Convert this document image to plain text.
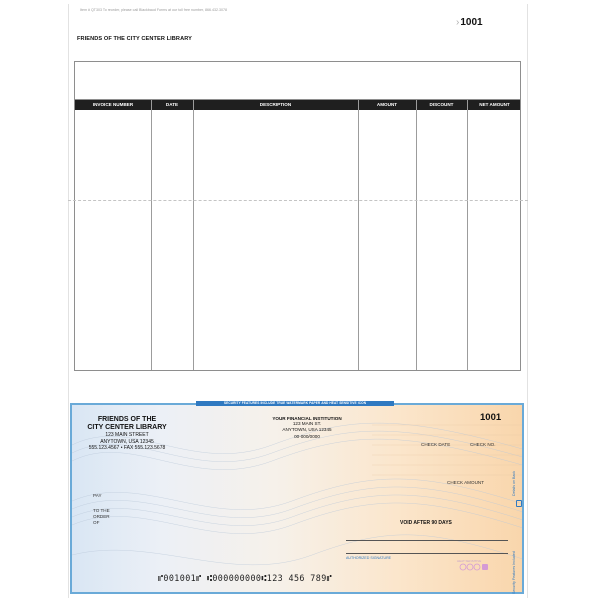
Item # QT303 To reorder, please call Blackbaud Forms at our toll free number, 866.432.3078
›1001
FRIENDS OF THE CITY CENTER LIBRARY
INVOICE NUMBER	DATE	DESCRIPTION	AMOUNT	DISCOUNT	NET AMOUNT
SECURITY FEATURES INCLUDE TRUE WATERMARK PAPER AND HEAT SENSITIVE ICON
FRIENDS OF THE
CITY CENTER LIBRARY
123 MAIN STREET
ANYTOWN, USA 12345
555.123.4567 • FAX 555.123.5678
YOUR FINANCIAL INSTITUTION
123 MAIN ST.
ANYTOWN, USA 12345
00-000/0000
1001
CHECK DATE	CHECK NO.
CHECK AMOUNT
PAY
TO THE
ORDER
OF	VOID AFTER 90 DAYS
AUTHORIZED SIGNATURE
HEAT SENSITIVE
⑈001001⑈ ⑆000000000⑆123 456 789⑈
Details on Back
Security Features Included
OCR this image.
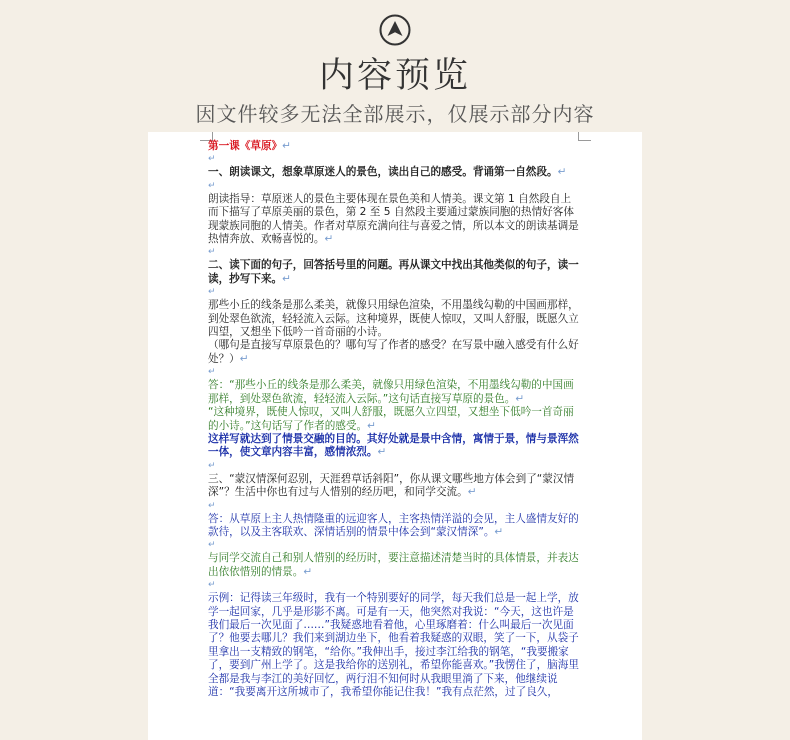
内容预览
因文件较多无法全部展示，仅展示部分内容

第一课《草原》↵

↵

一、朗读课文，想象草原迷人的景色，读出自己的感受。背诵第一自然段。↵

↵

朗读指导：草原迷人的景色主要体现在景色美和人情美。课文第 1 自然段自上而下描写了草原美丽的景色，第 2 至 5 自然段主要通过蒙族同胞的热情好客体现蒙族同胞的人情美。作者对草原充满向往与喜爱之情，所以本文的朗读基调是热情奔放、欢畅喜悦的。↵

↵

二、读下面的句子，回答括号里的问题。再从课文中找出其他类似的句子，读一读，抄写下来。↵

↵

那些小丘的线条是那么柔美，就像只用绿色渲染，不用墨线勾勒的中国画那样，到处翠色欲流，轻轻流入云际。这种境界，既使人惊叹，又叫人舒服，既愿久立四望，又想坐下低吟一首奇丽的小诗。

（哪句是直接写草原景色的？哪句写了作者的感受？在写景中融入感受有什么好处？）↵

↵

答：“那些小丘的线条是那么柔美，就像只用绿色渲染，不用墨线勾勒的中国画那样，到处翠色欲流，轻轻流入云际。”这句话直接写草原的景色。↵

“这种境界，既使人惊叹，又叫人舒服，既愿久立四望，又想坐下低吟一首奇丽的小诗。”这句话写了作者的感受。↵

这样写就达到了情景交融的目的。其好处就是景中含情，寓情于景，情与景浑然一体，使文章内容丰富，感情浓烈。↵

↵

三、“蒙汉情深何忍别，天涯碧草话斜阳”，你从课文哪些地方体会到了“蒙汉情深”？生活中你也有过与人惜别的经历吧，和同学交流。↵

↵

答：从草原上主人热情隆重的远迎客人，主客热情洋溢的会见，主人盛情友好的款待，以及主客联欢、深情话别的情景中体会到“蒙汉情深”。↵

↵

与同学交流自己和别人惜别的经历时，要注意描述清楚当时的具体情景，并表达出依依惜别的情景。↵

↵

示例：记得读三年级时，我有一个特别要好的同学，每天我们总是一起上学，放学一起回家，几乎是形影不离。可是有一天，他突然对我说：“今天，这也许是我们最后一次见面了……”我疑惑地看着他，心里琢磨着：什么叫最后一次见面了？他要去哪儿？我们来到湖边坐下，他看着我疑惑的双眼，笑了一下，从袋子里拿出一支精致的钢笔，“给你。”我伸出手，接过李江给我的钢笔，“我要搬家了，要到广州上学了。这是我给你的送别礼，希望你能喜欢。”我愣住了，脑海里全都是我与李江的美好回忆，两行泪不知何时从我眼里淌了下来，他继续说道：“我要离开这所城市了，我希望你能记住我！”我有点茫然，过了良久，
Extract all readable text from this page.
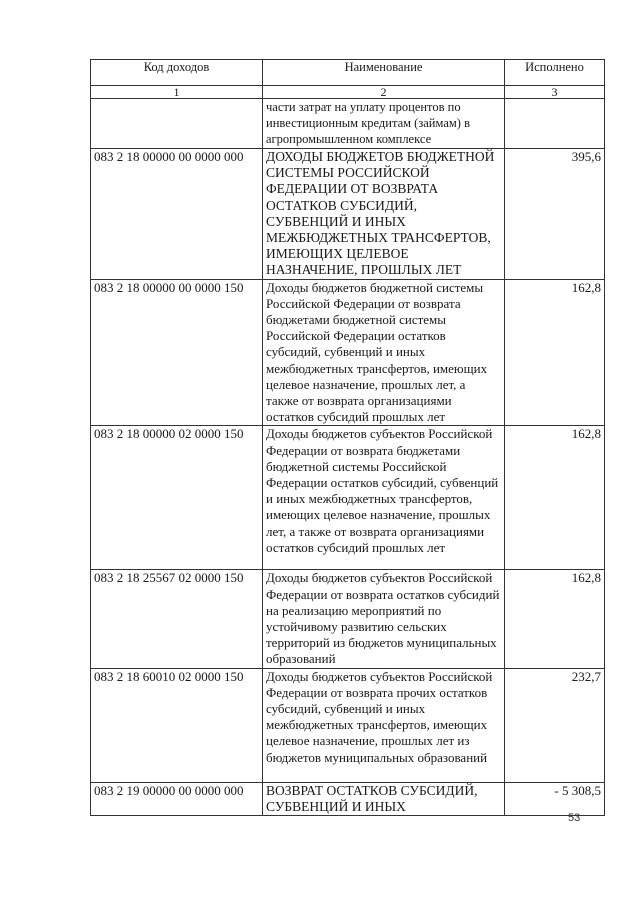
Код доходов	Наименование	Исполнено
1	2	3
	части затрат на уплату процентов по инвестиционным кредитам (займам) в агропромышленном комплексе	
083 2 18 00000 00 0000 000	ДОХОДЫ БЮДЖЕТОВ БЮДЖЕТНОЙ СИСТЕМЫ РОССИЙСКОЙ ФЕДЕРАЦИИ ОТ ВОЗВРАТА ОСТАТКОВ СУБСИДИЙ, СУБВЕНЦИЙ И ИНЫХ МЕЖБЮДЖЕТНЫХ ТРАНСФЕРТОВ, ИМЕЮЩИХ ЦЕЛЕВОЕ НАЗНАЧЕНИЕ, ПРОШЛЫХ ЛЕТ	395,6
083 2 18 00000 00 0000 150	Доходы бюджетов бюджетной системы Российской Федерации от возврата бюджетами бюджетной системы Российской Федерации остатков субсидий, субвенций и иных межбюджетных трансфертов, имеющих целевое назначение, прошлых лет, а также от возврата организациями остатков субсидий прошлых лет	162,8
083 2 18 00000 02 0000 150	Доходы бюджетов субъектов Российской Федерации от возврата бюджетами бюджетной системы Российской Федерации остатков субсидий, субвенций и иных межбюджетных трансфертов, имеющих целевое назначение, прошлых лет, а также от возврата организациями остатков субсидий прошлых лет	162,8
083 2 18 25567 02 0000 150	Доходы бюджетов субъектов Российской Федерации от возврата остатков субсидий на реализацию мероприятий по устойчивому развитию сельских территорий из бюджетов муниципальных образований	162,8
083 2 18 60010 02 0000 150	Доходы бюджетов субъектов Российской Федерации от возврата прочих остатков субсидий, субвенций и иных межбюджетных трансфертов, имеющих целевое назначение, прошлых лет из бюджетов муниципальных образований	232,7
083 2 19 00000 00 0000 000	ВОЗВРАТ ОСТАТКОВ СУБСИДИЙ, СУБВЕНЦИЙ И ИНЫХ	- 5 308,5
53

:::

> **Set problem**
All of the records above must be copied exactly, except for the pictures.

> **Response to this task**
Convert this document image to plain text.
Item # QT303 To reorder, please call Blackbaud Forms at our toll free number, 866.432.3078
›1001
FRIENDS OF THE CITY CENTER LIBRARY
INVOICE NUMBER	DATE	DESCRIPTION	AMOUNT	DISCOUNT	NET AMOUNT
SECURITY FEATURES INCLUDE TRUE WATERMARK PAPER AND HEAT SENSITIVE ICON
FRIENDS OF THE
CITY CENTER LIBRARY
123 MAIN STREET
ANYTOWN, USA 12345
555.123.4567 • FAX 555.123.5678
YOUR FINANCIAL INSTITUTION
123 MAIN ST.
ANYTOWN, USA 12345
00-000/0000
1001
CHECK DATE	CHECK NO.
CHECK AMOUNT
PAY
TO THE
ORDER
OF	VOID AFTER 90 DAYS
AUTHORIZED SIGNATURE
HEAT SENSITIVE
⑈001001⑈ ⑆000000000⑆123 456 789⑈
Details on Back
Security Features Included
OCR this image.
内容预览
因文件较多无法全部展示，仅展示部分内容

第一课《草原》↵

↵

一、朗读课文，想象草原迷人的景色，读出自己的感受。背诵第一自然段。↵

↵

朗读指导：草原迷人的景色主要体现在景色美和人情美。课文第 1 自然段自上而下描写了草原美丽的景色，第 2 至 5 自然段主要通过蒙族同胞的热情好客体现蒙族同胞的人情美。作者对草原充满向往与喜爱之情，所以本文的朗读基调是热情奔放、欢畅喜悦的。↵

↵

二、读下面的句子，回答括号里的问题。再从课文中找出其他类似的句子，读一读，抄写下来。↵

↵

那些小丘的线条是那么柔美，就像只用绿色渲染，不用墨线勾勒的中国画那样，到处翠色欲流，轻轻流入云际。这种境界，既使人惊叹，又叫人舒服，既愿久立四望，又想坐下低吟一首奇丽的小诗。

（哪句是直接写草原景色的？哪句写了作者的感受？在写景中融入感受有什么好处？）↵

↵

答：“那些小丘的线条是那么柔美，就像只用绿色渲染，不用墨线勾勒的中国画那样，到处翠色欲流，轻轻流入云际。”这句话直接写草原的景色。↵

“这种境界，既使人惊叹，又叫人舒服，既愿久立四望，又想坐下低吟一首奇丽的小诗。”这句话写了作者的感受。↵

这样写就达到了情景交融的目的。其好处就是景中含情，寓情于景，情与景浑然一体，使文章内容丰富，感情浓烈。↵

↵

三、“蒙汉情深何忍别，天涯碧草话斜阳”，你从课文哪些地方体会到了“蒙汉情深”？生活中你也有过与人惜别的经历吧，和同学交流。↵

↵

答：从草原上主人热情隆重的远迎客人，主客热情洋溢的会见，主人盛情友好的款待，以及主客联欢、深情话别的情景中体会到“蒙汉情深”。↵

↵

与同学交流自己和别人惜别的经历时，要注意描述清楚当时的具体情景，并表达出依依惜别的情景。↵

↵

示例：记得读三年级时，我有一个特别要好的同学，每天我们总是一起上学，放学一起回家，几乎是形影不离。可是有一天，他突然对我说：“今天，这也许是我们最后一次见面了……”我疑惑地看着他，心里琢磨着：什么叫最后一次见面了？他要去哪儿？我们来到湖边坐下，他看着我疑惑的双眼，笑了一下，从袋子里拿出一支精致的钢笔，“给你。”我伸出手，接过李江给我的钢笔，“我要搬家了，要到广州上学了。这是我给你的送别礼，希望你能喜欢。”我愣住了，脑海里全都是我与李江的美好回忆，两行泪不知何时从我眼里淌了下来，他继续说道：“我要离开这所城市了，我希望你能记住我！”我有点茫然，过了良久，
Extract all readable text from this page.
Код доходов	Наименование	Исполнено
1	2	3
	части затрат на уплату процентов по инвестиционным кредитам (займам) в агропромышленном комплексе	
083 2 18 00000 00 0000 000	ДОХОДЫ БЮДЖЕТОВ БЮДЖЕТНОЙ СИСТЕМЫ РОССИЙСКОЙ ФЕДЕРАЦИИ ОТ ВОЗВРАТА ОСТАТКОВ СУБСИДИЙ, СУБВЕНЦИЙ И ИНЫХ МЕЖБЮДЖЕТНЫХ ТРАНСФЕРТОВ, ИМЕЮЩИХ ЦЕЛЕВОЕ НАЗНАЧЕНИЕ, ПРОШЛЫХ ЛЕТ	395,6
083 2 18 00000 00 0000 150	Доходы бюджетов бюджетной системы Российской Федерации от возврата бюджетами бюджетной системы Российской Федерации остатков субсидий, субвенций и иных межбюджетных трансфертов, имеющих целевое назначение, прошлых лет, а также от возврата организациями остатков субсидий прошлых лет	162,8
083 2 18 00000 02 0000 150	Доходы бюджетов субъектов Российской Федерации от возврата бюджетами бюджетной системы Российской Федерации остатков субсидий, субвенций и иных межбюджетных трансфертов, имеющих целевое назначение, прошлых лет, а также от возврата организациями остатков субсидий прошлых лет	162,8
083 2 18 25567 02 0000 150	Доходы бюджетов субъектов Российской Федерации от возврата остатков субсидий на реализацию мероприятий по устойчивому развитию сельских территорий из бюджетов муниципальных образований	162,8
083 2 18 60010 02 0000 150	Доходы бюджетов субъектов Российской Федерации от возврата прочих остатков субсидий, субвенций и иных межбюджетных трансфертов, имеющих целевое назначение, прошлых лет из бюджетов муниципальных образований	232,7
083 2 19 00000 00 0000 000	ВОЗВРАТ ОСТАТКОВ СУБСИДИЙ, СУБВЕНЦИЙ И ИНЫХ	- 5 308,5
53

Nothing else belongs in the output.